Dataset excerpt
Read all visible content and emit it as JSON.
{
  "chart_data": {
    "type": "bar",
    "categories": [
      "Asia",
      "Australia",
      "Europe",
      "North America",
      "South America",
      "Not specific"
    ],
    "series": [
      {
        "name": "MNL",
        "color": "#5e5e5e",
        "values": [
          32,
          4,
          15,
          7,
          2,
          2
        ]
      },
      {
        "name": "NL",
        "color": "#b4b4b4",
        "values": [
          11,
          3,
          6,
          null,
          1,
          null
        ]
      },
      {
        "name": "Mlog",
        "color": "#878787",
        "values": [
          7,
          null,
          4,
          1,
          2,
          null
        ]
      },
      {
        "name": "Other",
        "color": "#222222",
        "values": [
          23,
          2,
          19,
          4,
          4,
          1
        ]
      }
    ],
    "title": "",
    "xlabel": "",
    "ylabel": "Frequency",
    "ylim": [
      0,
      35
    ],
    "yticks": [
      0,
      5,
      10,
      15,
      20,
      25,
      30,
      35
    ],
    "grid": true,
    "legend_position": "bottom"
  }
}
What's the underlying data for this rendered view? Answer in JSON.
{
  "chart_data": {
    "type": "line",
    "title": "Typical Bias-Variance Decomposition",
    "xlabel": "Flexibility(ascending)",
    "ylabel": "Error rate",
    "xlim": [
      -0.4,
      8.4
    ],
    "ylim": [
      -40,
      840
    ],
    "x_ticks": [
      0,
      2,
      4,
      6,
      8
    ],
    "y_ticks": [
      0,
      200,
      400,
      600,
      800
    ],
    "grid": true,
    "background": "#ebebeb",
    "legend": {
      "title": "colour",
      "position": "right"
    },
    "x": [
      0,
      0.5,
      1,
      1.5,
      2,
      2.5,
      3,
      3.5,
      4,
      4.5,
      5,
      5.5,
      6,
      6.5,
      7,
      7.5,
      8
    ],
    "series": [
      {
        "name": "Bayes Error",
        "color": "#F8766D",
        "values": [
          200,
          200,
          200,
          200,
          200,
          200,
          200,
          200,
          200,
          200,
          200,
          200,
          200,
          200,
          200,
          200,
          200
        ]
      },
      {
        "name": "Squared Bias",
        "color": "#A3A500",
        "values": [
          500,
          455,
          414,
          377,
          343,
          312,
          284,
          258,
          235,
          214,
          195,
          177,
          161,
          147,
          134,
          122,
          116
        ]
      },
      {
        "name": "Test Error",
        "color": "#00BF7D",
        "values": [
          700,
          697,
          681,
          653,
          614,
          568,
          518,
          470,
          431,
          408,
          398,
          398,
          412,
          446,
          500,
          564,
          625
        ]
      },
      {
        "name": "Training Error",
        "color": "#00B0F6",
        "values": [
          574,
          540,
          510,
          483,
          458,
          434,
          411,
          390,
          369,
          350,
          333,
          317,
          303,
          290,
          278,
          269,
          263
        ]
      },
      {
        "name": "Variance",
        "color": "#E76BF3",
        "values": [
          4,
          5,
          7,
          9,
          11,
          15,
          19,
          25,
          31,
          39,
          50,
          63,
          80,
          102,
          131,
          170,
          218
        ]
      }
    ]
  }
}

(THE EXERCISE):
Note every line above where the string "name" shows up, and copy those lines.

(REPLY):
        "name": "MNL",
        "name": "NL",
        "name": "Mlog",
        "name": "Other",
        "name": "Bayes Error",
        "name": "Squared Bias",
        "name": "Test Error",
        "name": "Training Error",
        "name": "Variance",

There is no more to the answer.